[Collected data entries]
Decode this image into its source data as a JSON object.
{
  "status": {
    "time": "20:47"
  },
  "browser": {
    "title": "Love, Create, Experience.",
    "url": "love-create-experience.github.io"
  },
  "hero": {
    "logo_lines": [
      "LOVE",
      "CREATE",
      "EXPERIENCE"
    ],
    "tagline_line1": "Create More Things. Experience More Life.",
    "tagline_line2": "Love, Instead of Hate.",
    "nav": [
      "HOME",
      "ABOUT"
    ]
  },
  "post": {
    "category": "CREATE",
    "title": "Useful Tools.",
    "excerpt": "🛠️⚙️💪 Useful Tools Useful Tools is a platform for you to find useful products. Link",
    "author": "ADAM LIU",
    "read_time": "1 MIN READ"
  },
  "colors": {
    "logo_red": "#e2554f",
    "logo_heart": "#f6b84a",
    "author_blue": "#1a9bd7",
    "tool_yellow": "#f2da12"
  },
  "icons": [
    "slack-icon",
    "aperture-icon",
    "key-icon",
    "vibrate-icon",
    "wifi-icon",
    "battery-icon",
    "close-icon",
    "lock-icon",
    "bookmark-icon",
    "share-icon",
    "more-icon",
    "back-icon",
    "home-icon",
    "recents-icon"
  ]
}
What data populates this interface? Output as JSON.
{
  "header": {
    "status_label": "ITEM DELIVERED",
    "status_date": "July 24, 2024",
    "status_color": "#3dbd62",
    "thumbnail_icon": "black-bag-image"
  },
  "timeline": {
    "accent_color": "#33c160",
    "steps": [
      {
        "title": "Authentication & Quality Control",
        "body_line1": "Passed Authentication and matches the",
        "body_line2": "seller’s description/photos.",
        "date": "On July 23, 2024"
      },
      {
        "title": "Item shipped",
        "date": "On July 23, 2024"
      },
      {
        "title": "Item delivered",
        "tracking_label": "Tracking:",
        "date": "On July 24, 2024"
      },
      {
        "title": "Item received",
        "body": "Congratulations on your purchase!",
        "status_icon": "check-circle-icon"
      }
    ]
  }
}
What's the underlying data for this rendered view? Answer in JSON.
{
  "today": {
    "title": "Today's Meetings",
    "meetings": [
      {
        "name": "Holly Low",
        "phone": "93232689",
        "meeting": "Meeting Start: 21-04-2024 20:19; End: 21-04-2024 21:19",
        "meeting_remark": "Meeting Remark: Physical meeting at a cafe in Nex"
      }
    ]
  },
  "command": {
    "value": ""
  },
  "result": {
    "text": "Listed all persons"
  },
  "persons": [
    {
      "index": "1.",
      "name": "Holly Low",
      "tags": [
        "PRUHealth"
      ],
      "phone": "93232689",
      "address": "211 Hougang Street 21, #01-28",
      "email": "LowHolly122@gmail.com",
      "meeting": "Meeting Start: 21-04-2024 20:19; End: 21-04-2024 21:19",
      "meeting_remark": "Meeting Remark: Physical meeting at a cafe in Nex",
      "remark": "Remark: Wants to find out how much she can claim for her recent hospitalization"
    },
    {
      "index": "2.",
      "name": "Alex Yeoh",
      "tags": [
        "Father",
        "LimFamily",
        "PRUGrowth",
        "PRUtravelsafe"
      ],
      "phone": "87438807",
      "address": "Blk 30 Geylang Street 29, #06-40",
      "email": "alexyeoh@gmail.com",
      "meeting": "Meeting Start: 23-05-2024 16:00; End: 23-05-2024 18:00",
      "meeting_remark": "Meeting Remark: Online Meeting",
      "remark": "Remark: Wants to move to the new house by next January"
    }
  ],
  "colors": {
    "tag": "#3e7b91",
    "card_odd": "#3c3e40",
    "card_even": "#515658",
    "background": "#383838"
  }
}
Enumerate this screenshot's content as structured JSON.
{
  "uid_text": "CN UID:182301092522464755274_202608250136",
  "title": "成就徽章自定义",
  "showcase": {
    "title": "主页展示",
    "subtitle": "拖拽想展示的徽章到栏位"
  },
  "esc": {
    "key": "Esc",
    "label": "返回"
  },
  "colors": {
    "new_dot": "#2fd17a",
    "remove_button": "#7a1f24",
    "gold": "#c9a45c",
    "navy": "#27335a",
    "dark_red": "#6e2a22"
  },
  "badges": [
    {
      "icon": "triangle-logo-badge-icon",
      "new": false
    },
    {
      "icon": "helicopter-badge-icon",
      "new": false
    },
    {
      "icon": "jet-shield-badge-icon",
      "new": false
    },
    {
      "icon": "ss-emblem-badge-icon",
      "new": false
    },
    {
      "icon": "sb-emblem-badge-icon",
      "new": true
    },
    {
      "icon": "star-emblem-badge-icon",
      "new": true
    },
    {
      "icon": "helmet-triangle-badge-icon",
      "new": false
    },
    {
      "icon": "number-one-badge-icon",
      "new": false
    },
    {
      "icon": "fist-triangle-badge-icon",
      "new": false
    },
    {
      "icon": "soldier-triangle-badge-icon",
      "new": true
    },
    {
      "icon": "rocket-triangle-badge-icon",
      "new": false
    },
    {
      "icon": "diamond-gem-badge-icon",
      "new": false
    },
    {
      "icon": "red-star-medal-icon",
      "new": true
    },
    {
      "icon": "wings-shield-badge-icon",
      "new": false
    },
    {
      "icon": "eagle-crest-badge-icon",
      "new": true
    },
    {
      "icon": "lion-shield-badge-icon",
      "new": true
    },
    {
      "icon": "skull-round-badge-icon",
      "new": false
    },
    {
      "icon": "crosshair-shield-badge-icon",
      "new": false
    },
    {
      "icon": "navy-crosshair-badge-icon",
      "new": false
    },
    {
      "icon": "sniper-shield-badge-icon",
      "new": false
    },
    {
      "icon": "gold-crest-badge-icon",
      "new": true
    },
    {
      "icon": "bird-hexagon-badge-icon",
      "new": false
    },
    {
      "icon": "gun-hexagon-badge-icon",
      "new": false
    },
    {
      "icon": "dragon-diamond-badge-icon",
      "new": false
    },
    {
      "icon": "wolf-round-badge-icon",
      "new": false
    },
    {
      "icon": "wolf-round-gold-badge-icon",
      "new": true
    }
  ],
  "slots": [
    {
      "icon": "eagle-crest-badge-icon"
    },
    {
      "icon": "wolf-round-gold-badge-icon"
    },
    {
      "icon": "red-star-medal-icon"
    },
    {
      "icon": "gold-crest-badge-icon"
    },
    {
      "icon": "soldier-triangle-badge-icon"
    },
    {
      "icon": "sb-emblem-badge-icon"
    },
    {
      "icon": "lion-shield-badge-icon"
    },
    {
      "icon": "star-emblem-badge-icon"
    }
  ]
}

• _PROBLEM STATEMENT_
Repeat every entry exactly as written above.

• _THE SOLUTION_
Decode this image into its source data as a JSON object.
{
  "status": {
    "time": "20:47"
  },
  "browser": {
    "title": "Love, Create, Experience.",
    "url": "love-create-experience.github.io"
  },
  "hero": {
    "logo_lines": [
      "LOVE",
      "CREATE",
      "EXPERIENCE"
    ],
    "tagline_line1": "Create More Things. Experience More Life.",
    "tagline_line2": "Love, Instead of Hate.",
    "nav": [
      "HOME",
      "ABOUT"
    ]
  },
  "post": {
    "category": "CREATE",
    "title": "Useful Tools.",
    "excerpt": "🛠️⚙️💪 Useful Tools Useful Tools is a platform for you to find useful products. Link",
    "author": "ADAM LIU",
    "read_time": "1 MIN READ"
  },
  "colors": {
    "logo_red": "#e2554f",
    "logo_heart": "#f6b84a",
    "author_blue": "#1a9bd7",
    "tool_yellow": "#f2da12"
  },
  "icons": [
    "slack-icon",
    "aperture-icon",
    "key-icon",
    "vibrate-icon",
    "wifi-icon",
    "battery-icon",
    "close-icon",
    "lock-icon",
    "bookmark-icon",
    "share-icon",
    "more-icon",
    "back-icon",
    "home-icon",
    "recents-icon"
  ]
}
What data populates this interface? Output as JSON.
{
  "header": {
    "status_label": "ITEM DELIVERED",
    "status_date": "July 24, 2024",
    "status_color": "#3dbd62",
    "thumbnail_icon": "black-bag-image"
  },
  "timeline": {
    "accent_color": "#33c160",
    "steps": [
      {
        "title": "Authentication & Quality Control",
        "body_line1": "Passed Authentication and matches the",
        "body_line2": "seller’s description/photos.",
        "date": "On July 23, 2024"
      },
      {
        "title": "Item shipped",
        "date": "On July 23, 2024"
      },
      {
        "title": "Item delivered",
        "tracking_label": "Tracking:",
        "date": "On July 24, 2024"
      },
      {
        "title": "Item received",
        "body": "Congratulations on your purchase!",
        "status_icon": "check-circle-icon"
      }
    ]
  }
}
What's the underlying data for this rendered view? Answer in JSON.
{
  "today": {
    "title": "Today's Meetings",
    "meetings": [
      {
        "name": "Holly Low",
        "phone": "93232689",
        "meeting": "Meeting Start: 21-04-2024 20:19; End: 21-04-2024 21:19",
        "meeting_remark": "Meeting Remark: Physical meeting at a cafe in Nex"
      }
    ]
  },
  "command": {
    "value": ""
  },
  "result": {
    "text": "Listed all persons"
  },
  "persons": [
    {
      "index": "1.",
      "name": "Holly Low",
      "tags": [
        "PRUHealth"
      ],
      "phone": "93232689",
      "address": "211 Hougang Street 21, #01-28",
      "email": "LowHolly122@gmail.com",
      "meeting": "Meeting Start: 21-04-2024 20:19; End: 21-04-2024 21:19",
      "meeting_remark": "Meeting Remark: Physical meeting at a cafe in Nex",
      "remark": "Remark: Wants to find out how much she can claim for her recent hospitalization"
    },
    {
      "index": "2.",
      "name": "Alex Yeoh",
      "tags": [
        "Father",
        "LimFamily",
        "PRUGrowth",
        "PRUtravelsafe"
      ],
      "phone": "87438807",
      "address": "Blk 30 Geylang Street 29, #06-40",
      "email": "alexyeoh@gmail.com",
      "meeting": "Meeting Start: 23-05-2024 16:00; End: 23-05-2024 18:00",
      "meeting_remark": "Meeting Remark: Online Meeting",
      "remark": "Remark: Wants to move to the new house by next January"
    }
  ],
  "colors": {
    "tag": "#3e7b91",
    "card_odd": "#3c3e40",
    "card_even": "#515658",
    "background": "#383838"
  }
}
Enumerate this screenshot's content as structured JSON.
{
  "uid_text": "CN UID:182301092522464755274_202608250136",
  "title": "成就徽章自定义",
  "showcase": {
    "title": "主页展示",
    "subtitle": "拖拽想展示的徽章到栏位"
  },
  "esc": {
    "key": "Esc",
    "label": "返回"
  },
  "colors": {
    "new_dot": "#2fd17a",
    "remove_button": "#7a1f24",
    "gold": "#c9a45c",
    "navy": "#27335a",
    "dark_red": "#6e2a22"
  },
  "badges": [
    {
      "icon": "triangle-logo-badge-icon",
      "new": false
    },
    {
      "icon": "helicopter-badge-icon",
      "new": false
    },
    {
      "icon": "jet-shield-badge-icon",
      "new": false
    },
    {
      "icon": "ss-emblem-badge-icon",
      "new": false
    },
    {
      "icon": "sb-emblem-badge-icon",
      "new": true
    },
    {
      "icon": "star-emblem-badge-icon",
      "new": true
    },
    {
      "icon": "helmet-triangle-badge-icon",
      "new": false
    },
    {
      "icon": "number-one-badge-icon",
      "new": false
    },
    {
      "icon": "fist-triangle-badge-icon",
      "new": false
    },
    {
      "icon": "soldier-triangle-badge-icon",
      "new": true
    },
    {
      "icon": "rocket-triangle-badge-icon",
      "new": false
    },
    {
      "icon": "diamond-gem-badge-icon",
      "new": false
    },
    {
      "icon": "red-star-medal-icon",
      "new": true
    },
    {
      "icon": "wings-shield-badge-icon",
      "new": false
    },
    {
      "icon": "eagle-crest-badge-icon",
      "new": true
    },
    {
      "icon": "lion-shield-badge-icon",
      "new": true
    },
    {
      "icon": "skull-round-badge-icon",
      "new": false
    },
    {
      "icon": "crosshair-shield-badge-icon",
      "new": false
    },
    {
      "icon": "navy-crosshair-badge-icon",
      "new": false
    },
    {
      "icon": "sniper-shield-badge-icon",
      "new": false
    },
    {
      "icon": "gold-crest-badge-icon",
      "new": true
    },
    {
      "icon": "bird-hexagon-badge-icon",
      "new": false
    },
    {
      "icon": "gun-hexagon-badge-icon",
      "new": false
    },
    {
      "icon": "dragon-diamond-badge-icon",
      "new": false
    },
    {
      "icon": "wolf-round-badge-icon",
      "new": false
    },
    {
      "icon": "wolf-round-gold-badge-icon",
      "new": true
    }
  ],
  "slots": [
    {
      "icon": "eagle-crest-badge-icon"
    },
    {
      "icon": "wolf-round-gold-badge-icon"
    },
    {
      "icon": "red-star-medal-icon"
    },
    {
      "icon": "gold-crest-badge-icon"
    },
    {
      "icon": "soldier-triangle-badge-icon"
    },
    {
      "icon": "sb-emblem-badge-icon"
    },
    {
      "icon": "lion-shield-badge-icon"
    },
    {
      "icon": "star-emblem-badge-icon"
    }
  ]
}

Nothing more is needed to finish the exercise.